Instrucciones
A - Traduce al inglés esta oración del fragmento sobre la estrategia de Castro en África: "Para Moscú y La Habana, África y su región austral venían a ser el mejor escenario para propinar golpes demoledores al paralizado Occidente."
B - Reúne cada línea de los registros en la que aparezca la cadena "group".

Con una base y retaguardias seguras en Angola,
Mozambique y Tanzania, los movimientos armados marxistas allí
pertrechados por el Kremlin constituirían el idóneo
instrumento para desafiar y destruir los gobiernos de la República
Sudafricana y Rhodesia, como para intimidar los ricos y débiles
estados prooccidentales de Zaire y Zambia. Para Moscú y La
Habana, África y su región austral venían a
ser el mejor escenario para propinar golpes demoledores al paralizado
Occidente. Esta combinación estratégica se percibe
en el informe castrista a sus aliados europeos, al ponderarse las
ventajas de la cooperación de Tanzania en el empuje definitivo
contra Rhodesia, aunque aquel país fuera especialmente vulnerable
en lo económico y la influencia de China despertara reservas
sobre la preeminencia del patronazgo soviético y cubano de
las guerrillas negras marxistas que combatían el gobierno
de Salisbury. Sin embargo, para Castro, Tanzania actuaba veleidosamente
en sus relaciones con británicos y norteamericanos en lo
que al destino de Rhodesia se refería, compartiendo cierta
responsabilidad en la acre escisión de la guerrilla marxista
entre los prochinos (Robert Mugabe) y los filosoviéticos
(Joshua N’komo), conflicto personalista, político e
ideológico que limitaba considerablemente la efectividad
del compromiso comunista. En la evaluación castrista, Tanzania,
aún con los devaneos de su máximo y único líder,
Julius Nyerere, resultaba una importante base de operaciones para
los movimientos de liberación apoyados por el Este.
Mozambique, segundo en el análisis, estaba
gobernado por un movimiento marxista con el que La Habana parecía
haber tenido antiguas diferencias de criterio y acción, lo
que le valió el despectivo calificativo castrista de “no
suficientemente combativo”, cercano en muchos aspectos a la
actitud de Tanzania, y con ciertas inclinaciones hacia Pekín.
Sin embargo, la aceptación de las sugerencias presentadas
por el gobierno cubano durante la visita de Castro, complació
lo suficiente el ego ideológico del dictador isleño
como para que considerara que su colega mozambicano, Samora Machel,
ahora estaba en un rumbo político más afín
a las calificaciones exigidas por la Unión Soviética
y su entorno, al hacer formales solicitudes de asistencia económica
y en particular de apoyo militar -valorado en 100 millones de rublos-,
al bloque moscovita. A juicio de Castro, su escala en Mozambique
adquiría connotaciones estratégicas fundamentales
para consolidar una definición favorable a la causa del comunismo
del país y sus conductores.

Registros proporcionados
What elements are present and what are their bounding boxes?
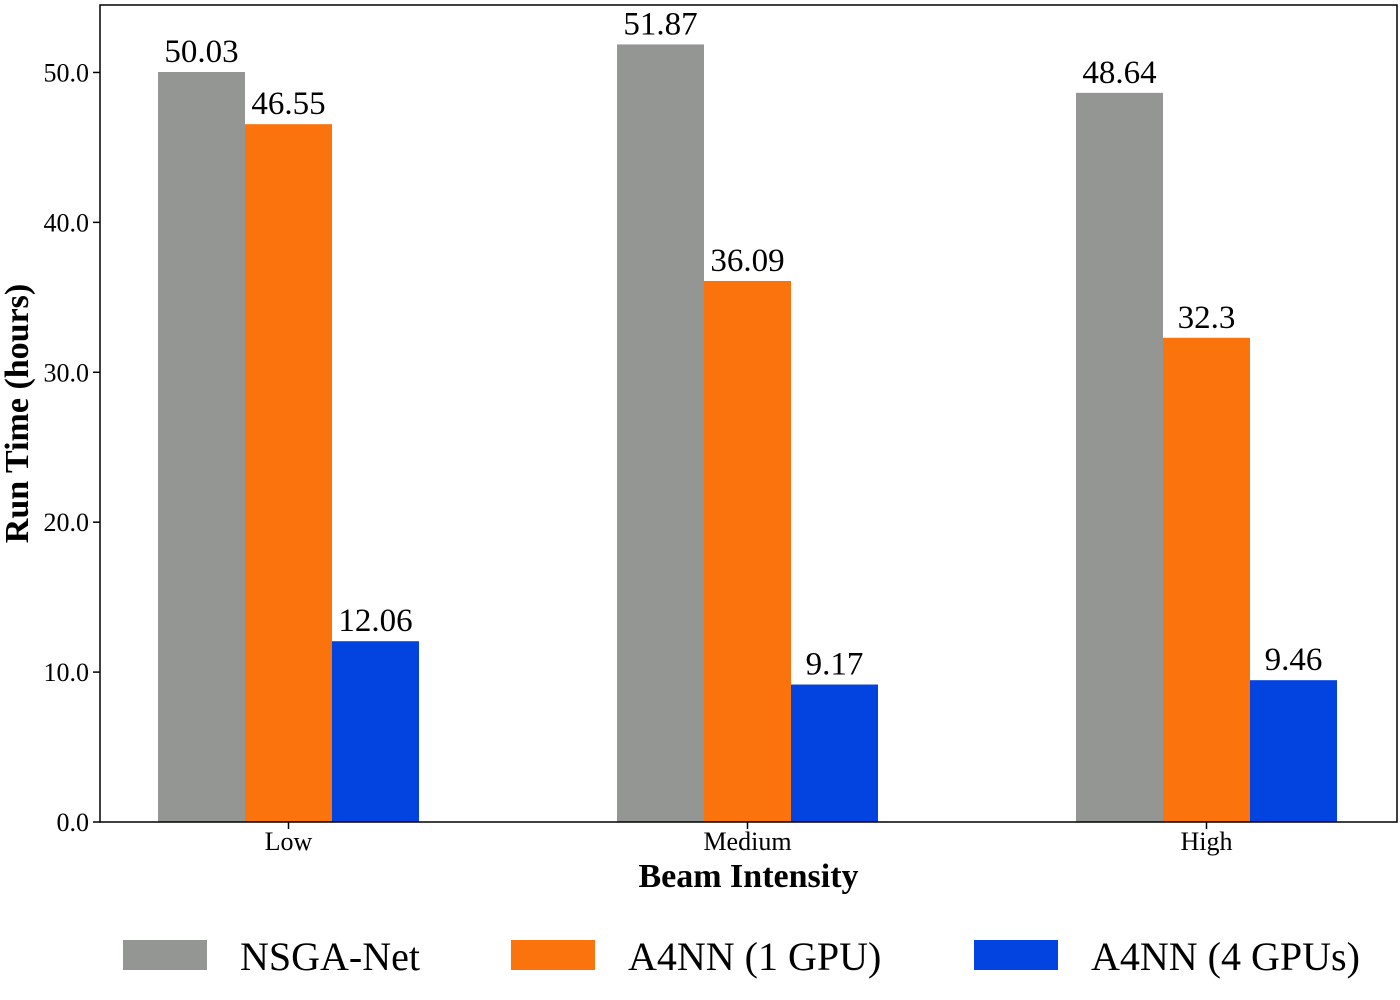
bar-a4nn-1-gpu-high — [1163, 337, 1250, 822]
y-axis: 0.0 10.0 20.0 30.0 40.0 50.0 — [44, 58, 100, 837]
legend-swatch — [974, 940, 1058, 970]
bar-a4nn-1-gpu-medium — [704, 280, 791, 823]
legend-swatch — [511, 940, 595, 970]
x-tick-label: Low — [265, 827, 313, 856]
data-label: 51.87 — [623, 6, 697, 42]
bar-nsga-net-medium — [617, 44, 704, 822]
legend: NSGA-Net A4NN (1 GPU) A4NN (4 GPUs) — [123, 934, 1360, 979]
data-labels-group: 50.03 51.87 48.64 46.55 36.09 32.3 12.06 9.17 9.… — [164, 6, 1322, 682]
legend-swatch — [123, 940, 207, 970]
bar-a4nn-4-gpus-low — [332, 641, 419, 822]
y-tick-label: 10.0 — [44, 658, 90, 687]
x-axis: Low Medium High — [265, 822, 1233, 856]
y-tick-label: 0.0 — [57, 808, 90, 837]
x-tick-label: High — [1181, 827, 1233, 856]
plot-frame — [99, 4, 1398, 823]
y-tick-label: 20.0 — [44, 508, 90, 537]
x-tick-label: Medium — [703, 827, 791, 856]
data-label: 9.17 — [806, 647, 864, 683]
legend-label: A4NN (1 GPU) — [628, 934, 881, 979]
bar-a4nn-4-gpus-high — [1250, 680, 1337, 822]
bar-nsga-net-low — [158, 72, 245, 823]
y-axis-title: Run Time (hours) — [0, 284, 36, 543]
legend-label: NSGA-Net — [240, 934, 420, 979]
legend-label: A4NN (4 GPUs) — [1091, 934, 1360, 979]
x-axis-title: Beam Intensity — [638, 858, 858, 895]
data-label: 36.09 — [710, 243, 784, 279]
data-label: 50.03 — [164, 34, 238, 70]
bar-a4nn-4-gpus-medium — [791, 684, 878, 822]
y-tick-label: 30.0 — [44, 358, 90, 387]
data-label: 32.3 — [1178, 300, 1236, 336]
data-label: 9.46 — [1265, 642, 1323, 678]
bar-a4nn-1-gpu-low — [245, 124, 332, 822]
data-label: 46.55 — [251, 86, 325, 122]
data-label: 12.06 — [338, 603, 412, 639]
data-label: 48.64 — [1082, 55, 1156, 91]
bar-nsga-net-high — [1076, 92, 1163, 822]
bars-group — [158, 44, 1337, 823]
y-tick-label: 40.0 — [44, 208, 90, 237]
y-tick-label: 50.0 — [44, 58, 90, 87]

Resultados
A - For Moscow and Havana, Africa and its southern region came to be the best stage for dealing crushing blows to the paralyzed West.

B -
data-labels-group: 50.03 51.87 48.64 46.55 36.09 32.3 12.06 9.17 9.… — [164, 6, 1322, 682]
bars-group — [158, 44, 1337, 823]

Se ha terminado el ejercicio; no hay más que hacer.